# START OF Given data
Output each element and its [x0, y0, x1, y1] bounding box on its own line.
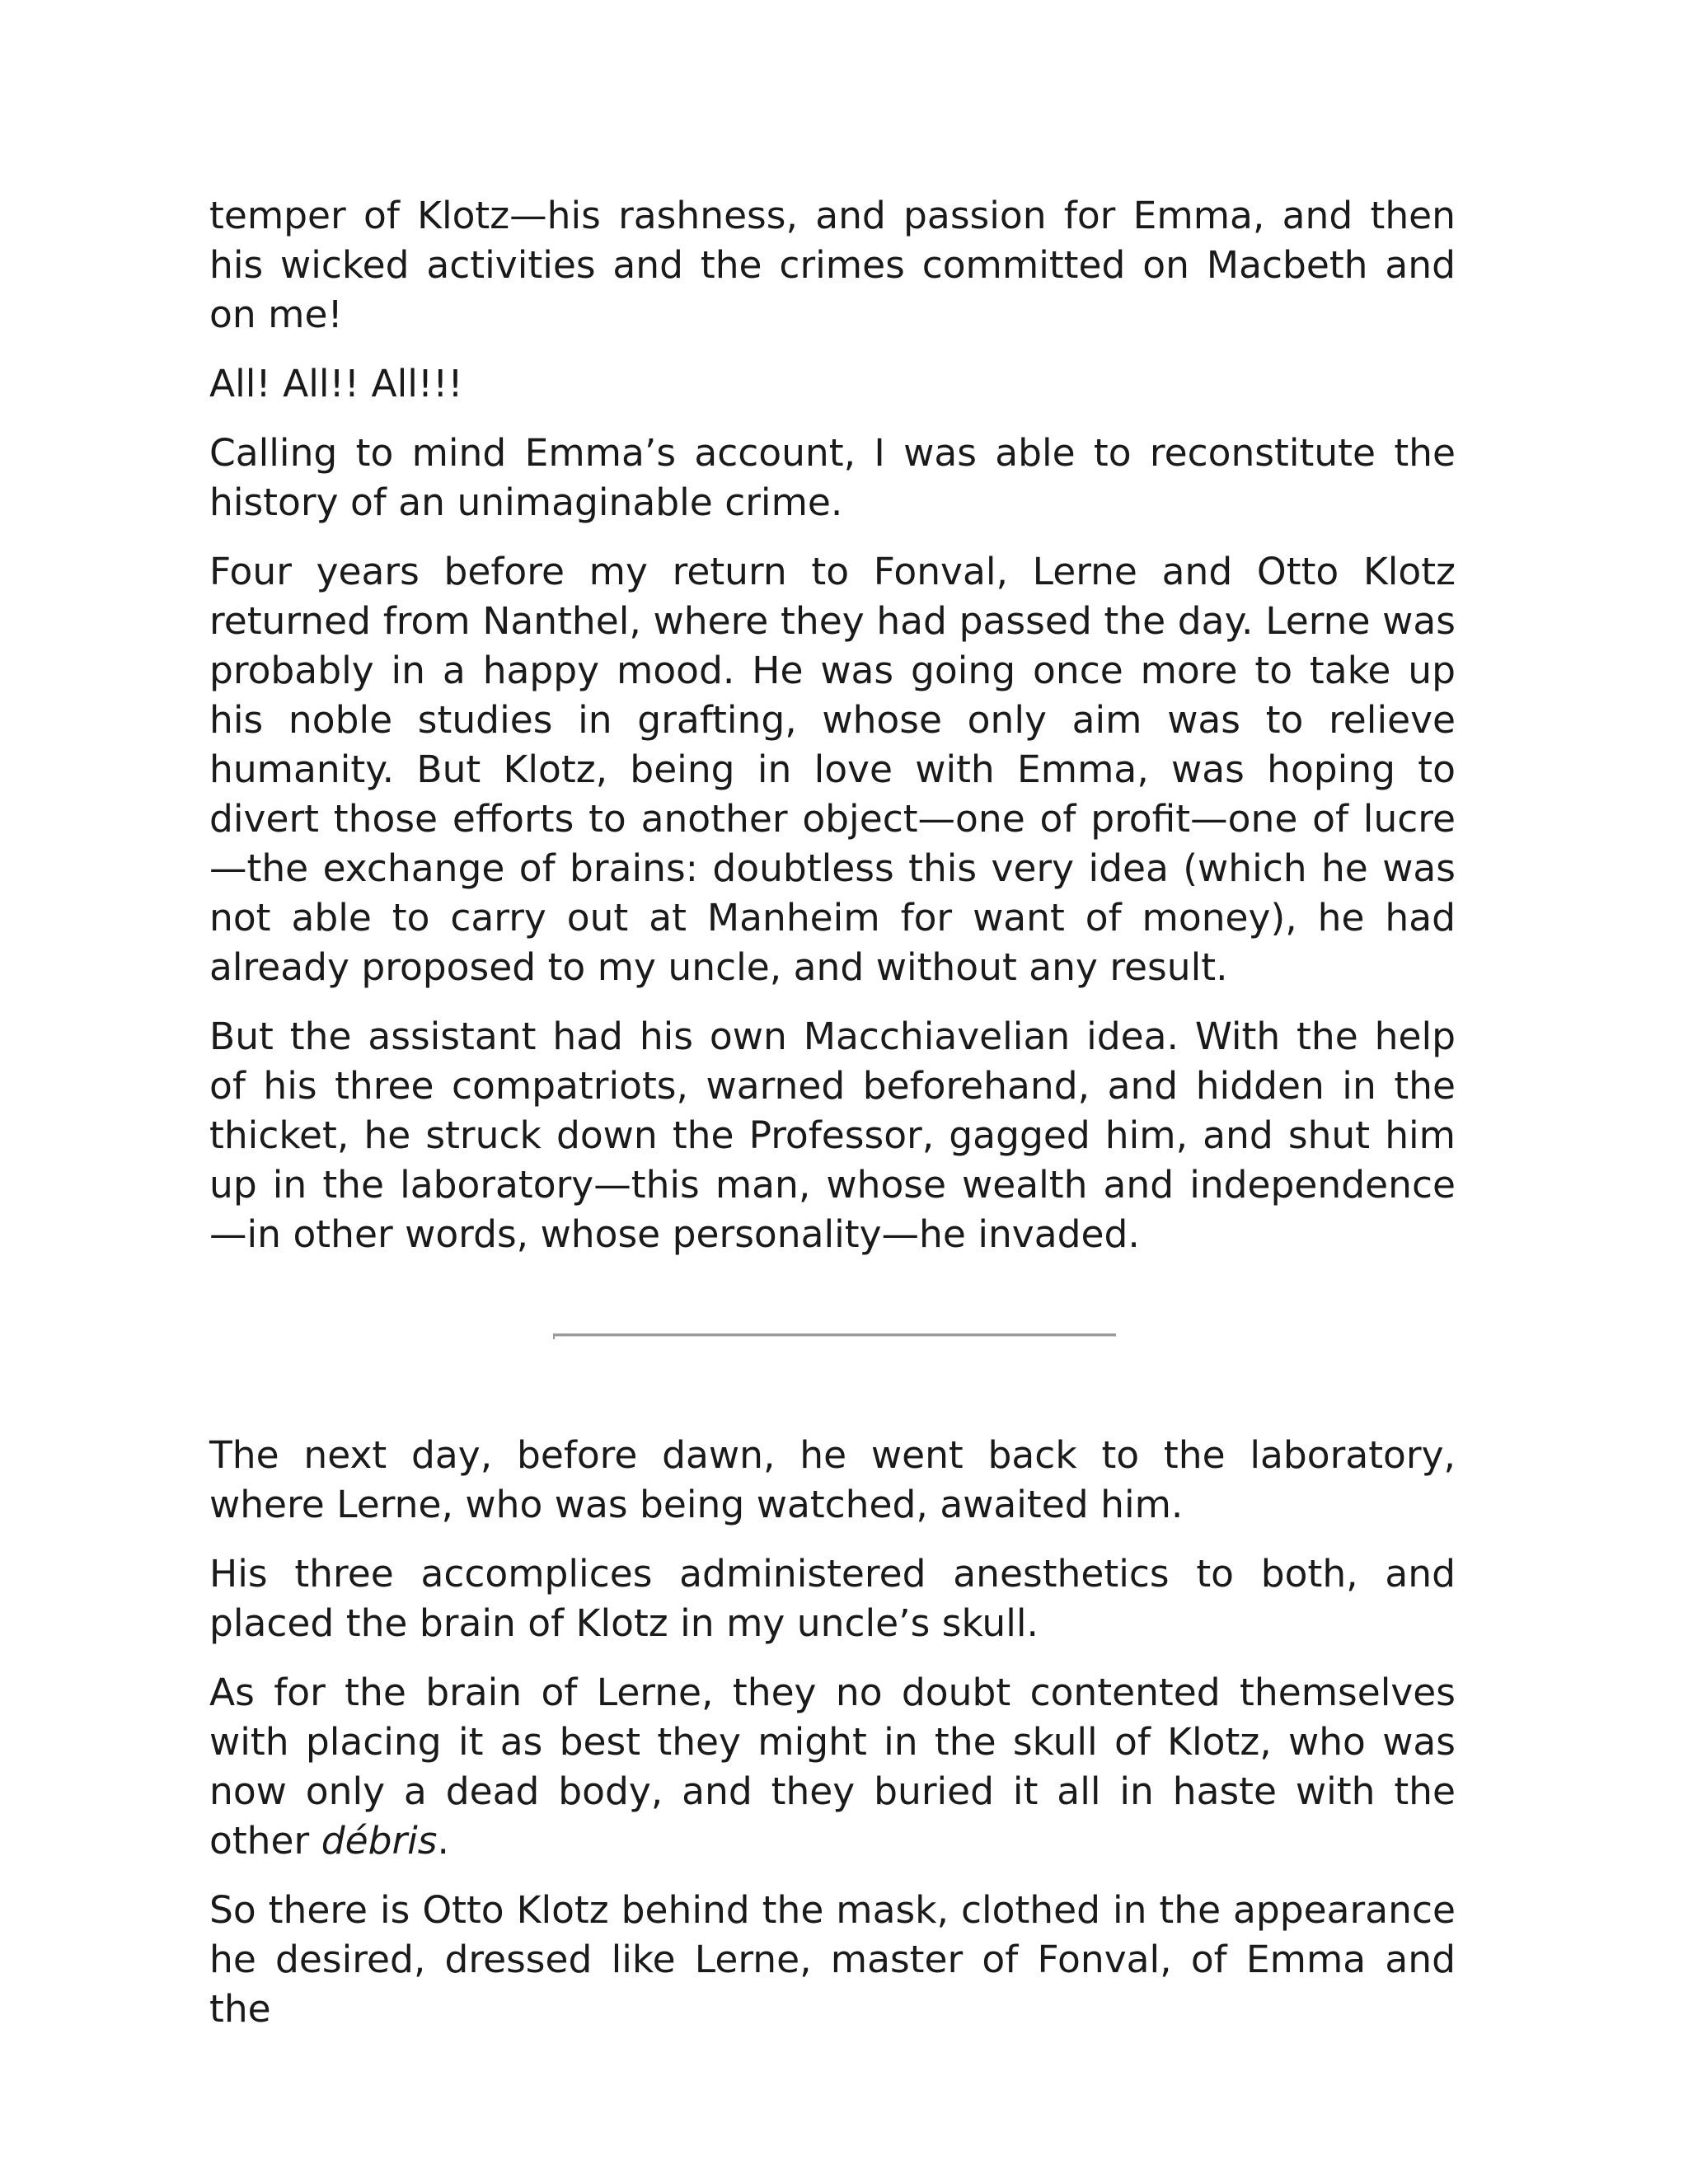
paragraph-four-years-before: Four years before my return to Fonval, Lerne and Otto Klotz returned from Nanthel, where they had passed the day. Lerne was probably in a happy mood. He was going once more to take up his noble studies in grafting, whose only aim was to relieve humanity. But Klotz, being in love with Emma, was hoping to divert those efforts to another object—one of profit—one of lucre—the exchange of brains: doubtless this very idea (which he was not able to carry out at Manheim for want of money), he had already proposed to my uncle, and without any result.: [209, 550, 1456, 989]
debris-italic-word: débris: [321, 1819, 438, 1863]
paragraph-brain-of-lerne: [209, 1668, 1456, 1866]
brain-of-lerne-period: .: [437, 1819, 449, 1863]
section-divider-area: [209, 1279, 1456, 1431]
brain-of-lerne-text: As for the brain of Lerne, they no doubt contented themselves with placing it as best they might in the skull of Klotz, who was now only a dead body, and they buried it all in haste with the other: [209, 1671, 1456, 1863]
paragraph-otto-klotz-mask: So there is Otto Klotz behind the mask, clothed in the appearance he desired, dressed like Lerne, master of Fonval, of Emma and the: [209, 1888, 1456, 2031]
paragraph-emma-account: Calling to mind Emma’s account, I was able to reconstitute the history of an unimaginable crime.: [209, 431, 1456, 524]
document-page: [209, 191, 1456, 2054]
paragraph-klotz-temper: temper of Klotz—his rashness, and passion for Emma, and then his wicked activities and the crimes committed on Macbeth and on me!: [209, 194, 1456, 336]
paragraph-all-exclamation: All! All!! All!!!: [209, 362, 463, 405]
paragraph-assistant-idea: But the assistant had his own Macchiavelian idea. With the help of his three compatriots, warned beforehand, and hidden in the thicket, he struck down the Professor, gagged him, and shut him up in the laboratory—this man, whose wealth and independence—in other words, whose personality—he invaded.: [209, 1015, 1456, 1256]
paragraph-accomplices: His three accomplices administered anesthetics to both, and placed the brain of Klotz in my uncle’s skull.: [209, 1552, 1456, 1645]
section-divider-rule: [553, 1333, 1116, 1337]
paragraph-next-day: The next day, before dawn, he went back to the laboratory, where Lerne, who was being watched, awaited him.: [209, 1433, 1456, 1526]
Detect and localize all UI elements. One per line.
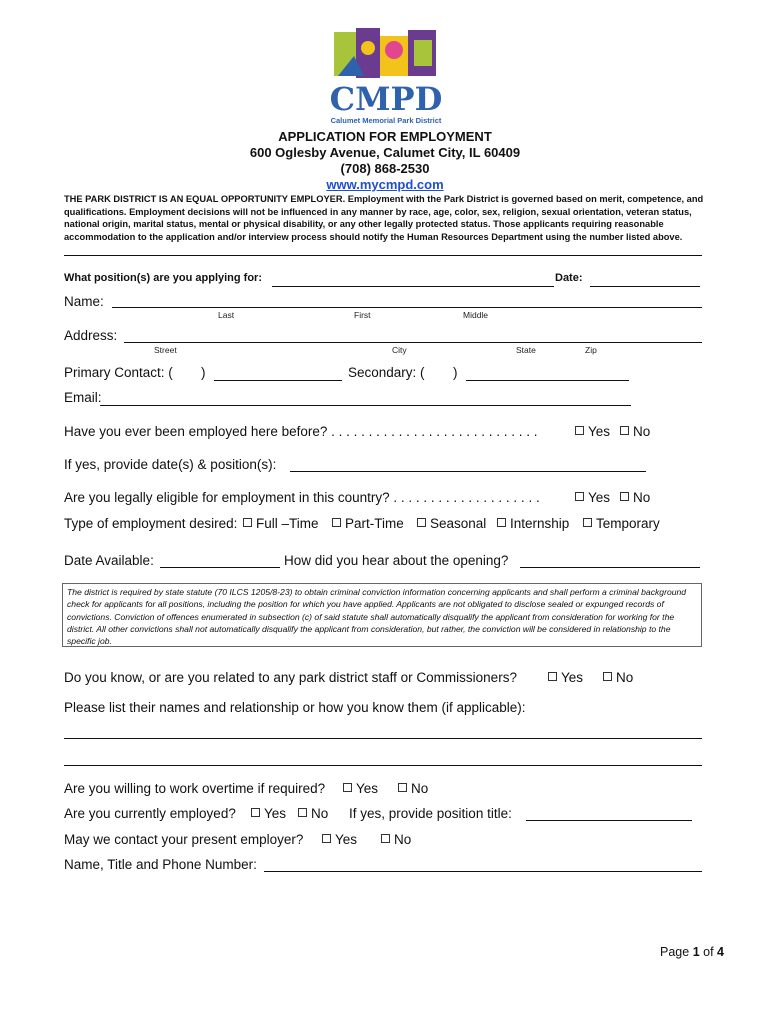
type-option-label: Internship	[510, 516, 570, 531]
district-address: 600 Oglesby Avenue, Calumet City, IL 60409	[249, 145, 521, 160]
yes-label: Yes	[264, 806, 287, 821]
date-available-label: Date Available:	[64, 553, 154, 568]
related-question: Do you know, or are you related to any park district staff or Commissioners?	[64, 670, 517, 685]
secondary-contact-field[interactable]	[466, 380, 629, 381]
secondary-contact-label: Secondary: (	[348, 365, 425, 380]
position-title-field[interactable]	[526, 820, 692, 821]
eeo-statement: THE PARK DISTRICT IS AN EQUAL OPPORTUNITY EMPLOYER. Employment with the Park District is governed based on merit, competence, and qualifications. Employment decisions will not be influenced in any manner by race, age, color, sex, religion, sexual orientation, veteran status, national origin, marital status, mental or physical disability, or any other legally protected status. Those applicants requiring reasonable accommodation to the application and/or interview process should notify the Human Resources Department using the number listed above.	[64, 194, 704, 242]
email-label: Email:	[64, 390, 102, 405]
yes-label: Yes	[588, 424, 611, 439]
contact-employer-question: May we contact your present employer?	[64, 832, 304, 847]
type-option-internship[interactable]	[497, 516, 569, 531]
checkbox-icon	[243, 518, 252, 527]
checkbox-icon	[575, 492, 584, 501]
type-option-label: Full –Time	[256, 516, 319, 531]
currently-employed-no[interactable]	[298, 806, 328, 821]
currently-employed-yes[interactable]	[251, 806, 286, 821]
checkbox-icon	[575, 426, 584, 435]
date-available-field[interactable]	[160, 567, 280, 568]
checkbox-icon	[251, 808, 260, 817]
checkbox-icon	[332, 518, 341, 527]
no-label: No	[633, 490, 651, 505]
type-option-label: Seasonal	[430, 516, 487, 531]
no-label: No	[633, 424, 651, 439]
type-option-seasonal[interactable]	[417, 516, 486, 531]
yes-label: Yes	[588, 490, 611, 505]
address-street-caption: Street	[154, 345, 177, 355]
provide-dates-label: If yes, provide date(s) & position(s):	[64, 457, 277, 472]
employed-before-yes[interactable]	[575, 424, 610, 439]
page-total: 4	[717, 945, 724, 959]
cmpd-logo	[328, 26, 444, 126]
employed-before-no[interactable]	[620, 424, 650, 439]
list-names-line-1[interactable]	[64, 738, 702, 739]
checkbox-icon	[381, 834, 390, 843]
overtime-question: Are you willing to work overtime if required?	[64, 781, 326, 796]
name-last-caption: Last	[218, 310, 235, 320]
type-option-full-time[interactable]	[243, 516, 319, 531]
type-option-temporary[interactable]	[583, 516, 660, 531]
primary-contact-label: Primary Contact: (	[64, 365, 173, 380]
hear-about-label: How did you hear about the opening?	[284, 553, 509, 568]
page-current: 1	[692, 945, 700, 959]
list-names-label: Please list their names and relationship or how you know them (if applicable):	[64, 700, 526, 715]
date-label: Date:	[555, 272, 583, 284]
no-label: No	[411, 781, 429, 796]
no-label: No	[311, 806, 329, 821]
logo-subtitle: Calumet Memorial Park District	[330, 116, 442, 125]
name-title-phone-label: Name, Title and Phone Number:	[64, 857, 257, 872]
eeo-underline	[64, 255, 702, 256]
eligible-no[interactable]	[620, 490, 650, 505]
address-zip-caption: Zip	[585, 345, 597, 355]
employed-before-question: Have you ever been employed here before? . . . . . . . . . . . . . . . . . . . . . . . . . . . .	[64, 424, 538, 439]
checkbox-icon	[497, 518, 506, 527]
yes-label: Yes	[356, 781, 379, 796]
no-label: No	[394, 832, 412, 847]
name-title-phone-field[interactable]	[264, 871, 702, 872]
checkbox-icon	[620, 426, 629, 435]
address-label: Address:	[64, 328, 118, 343]
related-yes[interactable]	[548, 670, 583, 685]
overtime-yes[interactable]	[343, 781, 378, 796]
secondary-paren-close: )	[453, 365, 458, 380]
contact-employer-no[interactable]	[381, 832, 411, 847]
no-label: No	[616, 670, 634, 685]
list-names-line-2[interactable]	[64, 765, 702, 766]
checkbox-icon	[398, 783, 407, 792]
checkbox-icon	[322, 834, 331, 843]
address-field[interactable]	[124, 342, 702, 343]
form-title: APPLICATION FOR EMPLOYMENT	[278, 129, 492, 144]
checkbox-icon	[603, 672, 612, 681]
position-field[interactable]	[272, 286, 554, 287]
employment-type-label: Type of employment desired:	[64, 516, 238, 531]
contact-employer-yes[interactable]	[322, 832, 357, 847]
eligible-yes[interactable]	[575, 490, 610, 505]
district-website-row	[0, 177, 770, 193]
checkbox-icon	[583, 518, 592, 527]
page-of: of	[703, 945, 714, 959]
date-field[interactable]	[590, 286, 700, 287]
name-middle-caption: Middle	[463, 310, 489, 320]
address-state-caption: State	[516, 345, 536, 355]
type-option-label: Temporary	[596, 516, 660, 531]
checkbox-icon	[298, 808, 307, 817]
email-field[interactable]	[100, 405, 631, 406]
checkbox-icon	[620, 492, 629, 501]
logo-artwork-icon	[334, 26, 438, 82]
provide-dates-field[interactable]	[290, 471, 646, 472]
related-no[interactable]	[603, 670, 633, 685]
address-city-caption: City	[392, 345, 407, 355]
name-first-caption: First	[354, 310, 371, 320]
type-option-label: Part-Time	[345, 516, 404, 531]
eligible-question: Are you legally eligible for employment in this country? . . . . . . . . . . . . . . . . . . . .	[64, 490, 540, 505]
yes-label: Yes	[561, 670, 584, 685]
district-website-link[interactable]: www.mycmpd.com	[326, 177, 444, 192]
overtime-no[interactable]	[398, 781, 428, 796]
name-field[interactable]	[112, 307, 702, 308]
checkbox-icon	[417, 518, 426, 527]
position-title-label: If yes, provide position title:	[349, 806, 512, 821]
hear-about-field[interactable]	[520, 567, 700, 568]
primary-paren-close: )	[201, 365, 206, 380]
checkbox-icon	[343, 783, 352, 792]
logo-wordmark: CMPD	[329, 80, 443, 118]
page-number	[660, 945, 724, 959]
criminal-background-notice: The district is required by state statute (70 ILCS 1205/8-23) to obtain criminal conviction information concerning applicants and shall perform a criminal background check for applicants for all positions, including the position for which you have applied. Applicants are not obligated to disclose sealed or expunged records of convictions. Conviction of offences enumerated in subsection (c) of said statute shall automatically disqualify the applicant from consideration for working for the district. All other convictions shall not automatically disqualify the applicant from consideration, but rather, the conviction will be considered in relationship to the specific job.	[62, 583, 702, 647]
page-prefix: Page	[660, 945, 690, 959]
yes-label: Yes	[335, 832, 358, 847]
type-option-part-time[interactable]	[332, 516, 404, 531]
district-phone: (708) 868-2530	[340, 161, 430, 176]
currently-employed-question: Are you currently employed?	[64, 806, 236, 821]
position-label: What position(s) are you applying for:	[64, 272, 262, 284]
name-label: Name:	[64, 294, 104, 309]
checkbox-icon	[548, 672, 557, 681]
primary-contact-field[interactable]	[214, 380, 342, 381]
# END OF Given data
- **Request**:
Pull out each line above that contains the string "website", matching case.

- **Answer to this task**:
district-website-row	[0, 177, 770, 193]
district-website-link[interactable]: www.mycmpd.com	[326, 177, 444, 192]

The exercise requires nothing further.